Collection entries:
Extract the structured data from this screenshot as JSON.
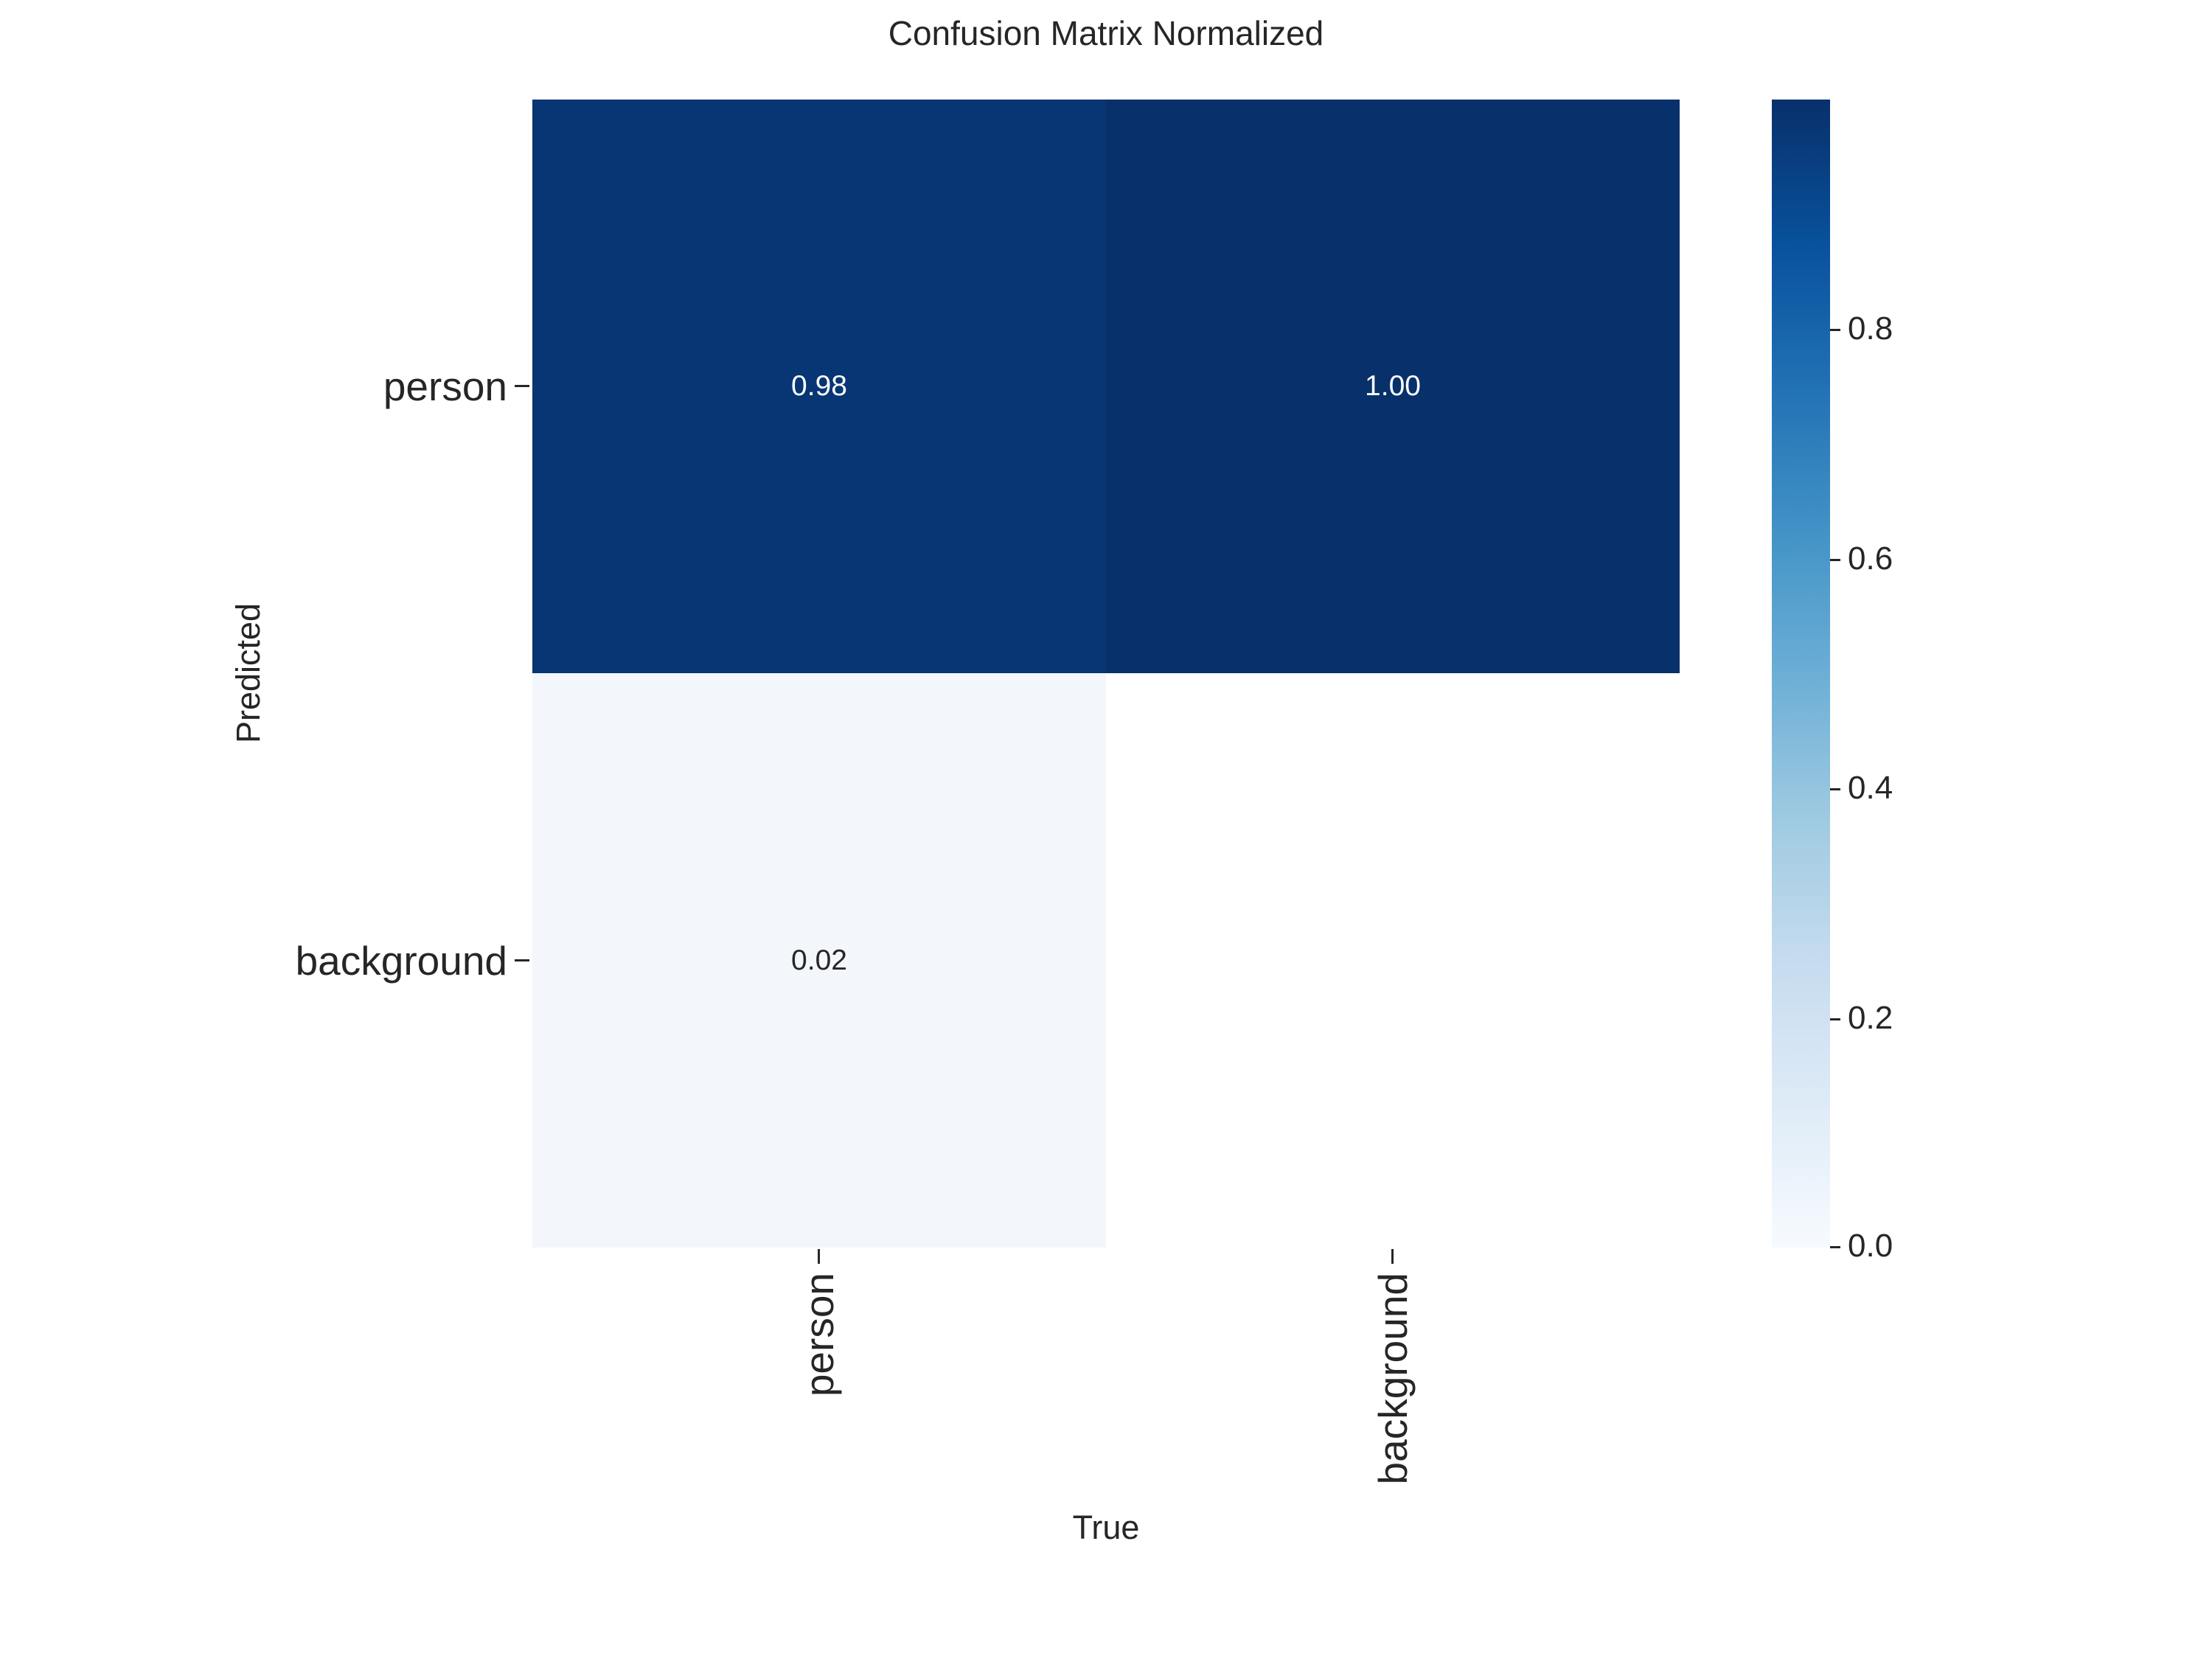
{
  "title": "Confusion Matrix Normalized",
  "x_axis": {
    "label": "True",
    "ticks": [
      "person",
      "background"
    ]
  },
  "y_axis": {
    "label": "Predicted",
    "ticks": [
      "person",
      "background"
    ]
  },
  "cells": {
    "r0c0": "0.98",
    "r0c1": "1.00",
    "r1c0": "0.02",
    "r1c1": ""
  },
  "colorbar": {
    "ticks": [
      "0.0",
      "0.2",
      "0.4",
      "0.6",
      "0.8"
    ]
  },
  "colors": {
    "cell_r0c0": "#083573",
    "cell_r0c1": "#08306b",
    "cell_r1c0": "#f3f7fc",
    "cell_r1c1": "#ffffff",
    "annot_on_dark": "#ffffff",
    "annot_on_light": "#262626",
    "text": "#262626",
    "colorbar_gradient": "linear-gradient(to top, #f7fbff 0%, #deebf7 12.5%, #c6dbef 25%, #9ecae1 37.5%, #6baed6 50%, #4292c6 62.5%, #2171b5 75%, #08519c 87.5%, #08306b 100%)"
  },
  "chart_data": {
    "type": "heatmap",
    "title": "Confusion Matrix Normalized",
    "xlabel": "True",
    "ylabel": "Predicted",
    "x_categories": [
      "person",
      "background"
    ],
    "y_categories": [
      "person",
      "background"
    ],
    "values": [
      [
        0.98,
        1.0
      ],
      [
        0.02,
        null
      ]
    ],
    "cell_labels": [
      [
        "0.98",
        "1.00"
      ],
      [
        "0.02",
        ""
      ]
    ],
    "colormap": "Blues",
    "vmin": 0.0,
    "vmax": 1.0,
    "colorbar_ticks": [
      0.0,
      0.2,
      0.4,
      0.6,
      0.8
    ],
    "legend_position": "right-colorbar",
    "grid": false,
    "notes": "bottom-right cell (background/background) is blank/NaN, rendered white"
  }
}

TASK GOAL — Leaving all pictures aside, quote each record exactly.

PROBLEM SOLUTION —
Extract the structured data from this screenshot as JSON.
{
  "title": "Confusion Matrix Normalized",
  "x_axis": {
    "label": "True",
    "ticks": [
      "person",
      "background"
    ]
  },
  "y_axis": {
    "label": "Predicted",
    "ticks": [
      "person",
      "background"
    ]
  },
  "cells": {
    "r0c0": "0.98",
    "r0c1": "1.00",
    "r1c0": "0.02",
    "r1c1": ""
  },
  "colorbar": {
    "ticks": [
      "0.0",
      "0.2",
      "0.4",
      "0.6",
      "0.8"
    ]
  },
  "colors": {
    "cell_r0c0": "#083573",
    "cell_r0c1": "#08306b",
    "cell_r1c0": "#f3f7fc",
    "cell_r1c1": "#ffffff",
    "annot_on_dark": "#ffffff",
    "annot_on_light": "#262626",
    "text": "#262626",
    "colorbar_gradient": "linear-gradient(to top, #f7fbff 0%, #deebf7 12.5%, #c6dbef 25%, #9ecae1 37.5%, #6baed6 50%, #4292c6 62.5%, #2171b5 75%, #08519c 87.5%, #08306b 100%)"
  },
  "chart_data": {
    "type": "heatmap",
    "title": "Confusion Matrix Normalized",
    "xlabel": "True",
    "ylabel": "Predicted",
    "x_categories": [
      "person",
      "background"
    ],
    "y_categories": [
      "person",
      "background"
    ],
    "values": [
      [
        0.98,
        1.0
      ],
      [
        0.02,
        null
      ]
    ],
    "cell_labels": [
      [
        "0.98",
        "1.00"
      ],
      [
        "0.02",
        ""
      ]
    ],
    "colormap": "Blues",
    "vmin": 0.0,
    "vmax": 1.0,
    "colorbar_ticks": [
      0.0,
      0.2,
      0.4,
      0.6,
      0.8
    ],
    "legend_position": "right-colorbar",
    "grid": false,
    "notes": "bottom-right cell (background/background) is blank/NaN, rendered white"
  }
}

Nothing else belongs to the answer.